== REQUIRED WORK ==
Copy every line of the records below that holds the word "остатков".

━━━━━ MATERIAL FOR THE TASK ━━━━━

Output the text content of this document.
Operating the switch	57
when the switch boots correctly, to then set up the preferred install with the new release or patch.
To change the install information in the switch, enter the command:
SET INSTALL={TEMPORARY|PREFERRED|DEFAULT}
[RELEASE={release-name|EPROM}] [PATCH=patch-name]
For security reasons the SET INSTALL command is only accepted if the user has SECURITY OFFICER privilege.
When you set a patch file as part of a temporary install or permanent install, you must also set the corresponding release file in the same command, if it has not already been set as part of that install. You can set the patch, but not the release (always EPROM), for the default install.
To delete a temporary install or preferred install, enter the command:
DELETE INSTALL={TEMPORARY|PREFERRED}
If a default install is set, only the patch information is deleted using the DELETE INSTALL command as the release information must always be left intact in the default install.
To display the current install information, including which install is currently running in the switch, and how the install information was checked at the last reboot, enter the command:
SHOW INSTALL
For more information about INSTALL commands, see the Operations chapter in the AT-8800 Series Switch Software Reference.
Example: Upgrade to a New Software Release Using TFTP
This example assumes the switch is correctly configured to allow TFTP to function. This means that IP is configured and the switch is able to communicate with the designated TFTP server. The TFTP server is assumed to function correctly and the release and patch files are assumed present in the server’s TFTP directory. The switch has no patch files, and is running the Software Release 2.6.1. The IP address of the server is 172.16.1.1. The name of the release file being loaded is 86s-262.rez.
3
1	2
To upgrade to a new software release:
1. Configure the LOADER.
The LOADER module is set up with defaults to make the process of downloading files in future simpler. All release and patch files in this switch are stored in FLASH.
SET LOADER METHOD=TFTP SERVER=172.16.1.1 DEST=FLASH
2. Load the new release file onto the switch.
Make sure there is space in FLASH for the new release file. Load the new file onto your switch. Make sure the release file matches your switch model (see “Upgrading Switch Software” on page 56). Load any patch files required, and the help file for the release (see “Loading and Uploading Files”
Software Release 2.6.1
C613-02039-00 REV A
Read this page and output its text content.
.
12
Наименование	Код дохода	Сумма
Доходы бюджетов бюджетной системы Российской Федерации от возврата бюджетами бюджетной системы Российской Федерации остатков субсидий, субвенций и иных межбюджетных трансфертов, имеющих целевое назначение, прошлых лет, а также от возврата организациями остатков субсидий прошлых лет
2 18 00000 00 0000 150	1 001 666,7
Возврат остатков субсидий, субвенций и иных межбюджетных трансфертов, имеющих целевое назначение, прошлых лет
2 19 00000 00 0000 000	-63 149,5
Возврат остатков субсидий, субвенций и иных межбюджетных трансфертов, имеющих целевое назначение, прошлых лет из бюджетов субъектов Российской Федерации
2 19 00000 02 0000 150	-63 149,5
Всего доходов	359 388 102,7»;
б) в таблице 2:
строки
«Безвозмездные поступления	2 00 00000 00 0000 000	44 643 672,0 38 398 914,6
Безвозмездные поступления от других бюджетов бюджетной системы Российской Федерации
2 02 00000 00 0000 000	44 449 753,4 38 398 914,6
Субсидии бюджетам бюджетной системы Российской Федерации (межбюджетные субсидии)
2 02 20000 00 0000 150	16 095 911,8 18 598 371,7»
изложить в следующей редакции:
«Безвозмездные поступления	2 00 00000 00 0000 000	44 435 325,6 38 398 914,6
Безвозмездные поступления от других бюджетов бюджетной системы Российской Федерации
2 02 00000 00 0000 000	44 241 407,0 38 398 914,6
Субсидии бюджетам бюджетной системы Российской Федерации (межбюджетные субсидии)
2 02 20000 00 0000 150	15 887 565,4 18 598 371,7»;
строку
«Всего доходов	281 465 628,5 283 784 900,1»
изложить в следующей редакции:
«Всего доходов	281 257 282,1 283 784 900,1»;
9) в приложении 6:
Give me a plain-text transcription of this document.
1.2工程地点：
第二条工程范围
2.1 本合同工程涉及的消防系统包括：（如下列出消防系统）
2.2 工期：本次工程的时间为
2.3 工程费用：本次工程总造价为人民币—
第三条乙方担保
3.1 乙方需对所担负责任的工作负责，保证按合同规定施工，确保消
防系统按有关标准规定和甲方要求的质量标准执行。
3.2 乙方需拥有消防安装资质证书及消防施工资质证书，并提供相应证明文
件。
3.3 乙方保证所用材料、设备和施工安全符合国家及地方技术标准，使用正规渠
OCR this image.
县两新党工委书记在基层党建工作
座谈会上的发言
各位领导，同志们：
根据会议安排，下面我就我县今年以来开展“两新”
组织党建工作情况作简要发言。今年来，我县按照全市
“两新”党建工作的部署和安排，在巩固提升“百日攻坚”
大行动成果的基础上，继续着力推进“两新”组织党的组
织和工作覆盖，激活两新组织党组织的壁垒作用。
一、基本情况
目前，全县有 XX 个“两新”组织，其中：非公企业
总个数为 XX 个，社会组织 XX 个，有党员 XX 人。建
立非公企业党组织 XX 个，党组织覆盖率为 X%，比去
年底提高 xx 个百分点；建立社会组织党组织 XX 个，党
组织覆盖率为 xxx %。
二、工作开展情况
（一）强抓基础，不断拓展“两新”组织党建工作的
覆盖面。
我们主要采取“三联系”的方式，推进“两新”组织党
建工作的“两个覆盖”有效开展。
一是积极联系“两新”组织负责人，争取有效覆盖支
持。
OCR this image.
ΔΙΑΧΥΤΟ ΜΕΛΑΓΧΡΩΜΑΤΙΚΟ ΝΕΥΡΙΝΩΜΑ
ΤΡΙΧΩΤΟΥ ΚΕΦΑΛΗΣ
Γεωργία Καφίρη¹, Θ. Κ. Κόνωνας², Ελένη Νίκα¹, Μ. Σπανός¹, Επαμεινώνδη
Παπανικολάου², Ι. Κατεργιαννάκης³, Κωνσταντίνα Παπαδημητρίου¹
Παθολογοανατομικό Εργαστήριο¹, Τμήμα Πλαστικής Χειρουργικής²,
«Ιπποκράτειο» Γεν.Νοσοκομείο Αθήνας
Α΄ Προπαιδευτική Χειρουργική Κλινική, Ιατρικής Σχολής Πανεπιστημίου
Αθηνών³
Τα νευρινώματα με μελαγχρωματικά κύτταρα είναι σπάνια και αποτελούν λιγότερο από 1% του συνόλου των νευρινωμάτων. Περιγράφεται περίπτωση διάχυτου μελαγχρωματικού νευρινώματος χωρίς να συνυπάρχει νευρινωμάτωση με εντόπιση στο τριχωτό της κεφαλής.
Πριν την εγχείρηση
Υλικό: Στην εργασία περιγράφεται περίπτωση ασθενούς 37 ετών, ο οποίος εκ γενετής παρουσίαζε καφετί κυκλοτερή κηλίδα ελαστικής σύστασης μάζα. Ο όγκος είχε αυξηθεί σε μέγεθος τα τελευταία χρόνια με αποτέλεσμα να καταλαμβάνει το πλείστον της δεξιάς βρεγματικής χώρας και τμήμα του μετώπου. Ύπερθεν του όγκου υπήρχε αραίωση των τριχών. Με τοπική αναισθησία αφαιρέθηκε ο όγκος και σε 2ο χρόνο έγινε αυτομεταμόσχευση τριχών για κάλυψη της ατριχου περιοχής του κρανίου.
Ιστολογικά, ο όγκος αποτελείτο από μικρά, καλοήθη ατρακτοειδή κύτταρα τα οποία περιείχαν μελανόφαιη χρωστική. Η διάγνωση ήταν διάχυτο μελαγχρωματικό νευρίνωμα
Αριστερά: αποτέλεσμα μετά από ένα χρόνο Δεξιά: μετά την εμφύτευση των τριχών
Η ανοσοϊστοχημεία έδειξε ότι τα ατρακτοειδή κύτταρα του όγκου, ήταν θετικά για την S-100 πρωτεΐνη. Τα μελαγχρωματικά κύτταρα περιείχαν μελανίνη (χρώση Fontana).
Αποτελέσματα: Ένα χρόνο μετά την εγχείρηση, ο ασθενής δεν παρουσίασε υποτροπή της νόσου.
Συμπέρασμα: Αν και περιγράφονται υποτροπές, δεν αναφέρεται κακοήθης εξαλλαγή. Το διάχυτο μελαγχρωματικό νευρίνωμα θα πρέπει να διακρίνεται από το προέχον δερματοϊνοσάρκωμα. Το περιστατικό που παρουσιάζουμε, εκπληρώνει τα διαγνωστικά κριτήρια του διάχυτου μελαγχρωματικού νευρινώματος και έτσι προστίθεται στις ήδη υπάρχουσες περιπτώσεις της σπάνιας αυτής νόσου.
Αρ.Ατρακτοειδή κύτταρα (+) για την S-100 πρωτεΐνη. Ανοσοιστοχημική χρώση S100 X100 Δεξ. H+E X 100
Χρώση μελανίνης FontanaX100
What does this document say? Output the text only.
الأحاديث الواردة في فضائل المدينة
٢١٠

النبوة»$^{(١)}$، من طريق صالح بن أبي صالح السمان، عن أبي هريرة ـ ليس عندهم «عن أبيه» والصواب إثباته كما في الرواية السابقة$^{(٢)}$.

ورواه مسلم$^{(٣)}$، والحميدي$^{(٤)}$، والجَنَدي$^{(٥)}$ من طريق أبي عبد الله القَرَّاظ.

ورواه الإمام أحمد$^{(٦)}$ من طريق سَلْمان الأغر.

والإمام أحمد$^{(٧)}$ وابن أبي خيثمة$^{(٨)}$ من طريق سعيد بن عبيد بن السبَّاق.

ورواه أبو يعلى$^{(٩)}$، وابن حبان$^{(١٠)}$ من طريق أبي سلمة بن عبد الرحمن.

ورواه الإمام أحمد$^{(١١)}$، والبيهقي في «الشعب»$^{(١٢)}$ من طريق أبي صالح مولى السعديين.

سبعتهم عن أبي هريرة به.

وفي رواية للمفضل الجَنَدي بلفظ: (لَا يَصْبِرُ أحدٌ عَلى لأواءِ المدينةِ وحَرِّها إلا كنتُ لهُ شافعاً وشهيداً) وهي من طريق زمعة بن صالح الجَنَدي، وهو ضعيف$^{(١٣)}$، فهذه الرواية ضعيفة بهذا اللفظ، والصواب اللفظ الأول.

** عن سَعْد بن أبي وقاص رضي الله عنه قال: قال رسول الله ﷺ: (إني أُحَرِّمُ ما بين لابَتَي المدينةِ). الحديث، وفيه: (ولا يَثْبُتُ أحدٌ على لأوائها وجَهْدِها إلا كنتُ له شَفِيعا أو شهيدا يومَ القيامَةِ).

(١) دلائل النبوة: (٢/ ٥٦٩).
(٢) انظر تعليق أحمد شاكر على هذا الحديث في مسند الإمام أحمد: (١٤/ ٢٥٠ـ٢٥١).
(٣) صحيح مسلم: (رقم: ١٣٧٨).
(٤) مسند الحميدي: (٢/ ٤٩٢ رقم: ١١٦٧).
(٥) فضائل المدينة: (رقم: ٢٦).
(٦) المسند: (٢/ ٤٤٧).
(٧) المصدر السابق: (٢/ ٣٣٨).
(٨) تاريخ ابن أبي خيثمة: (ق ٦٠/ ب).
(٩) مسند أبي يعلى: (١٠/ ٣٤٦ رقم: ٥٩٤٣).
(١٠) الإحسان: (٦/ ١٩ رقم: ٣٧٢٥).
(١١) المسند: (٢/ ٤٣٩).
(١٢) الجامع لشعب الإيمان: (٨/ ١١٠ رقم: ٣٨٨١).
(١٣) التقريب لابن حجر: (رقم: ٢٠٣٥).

━━━━━

== SOLUTION TO THIS EXERCISE ==
Доходы бюджетов бюджетной системы Российской Федерации от возврата бюджетами бюджетной системы Российской Федерации остатков субсидий, субвенций и иных межбюджетных трансфертов, имеющих целевое назначение, прошлых лет, а также от возврата организациями остатков субсидий прошлых лет
Возврат остатков субсидий, субвенций и иных межбюджетных трансфертов, имеющих целевое назначение, прошлых лет
Возврат остатков субсидий, субвенций и иных межбюджетных трансфертов, имеющих целевое назначение, прошлых лет из бюджетов субъектов Российской Федерации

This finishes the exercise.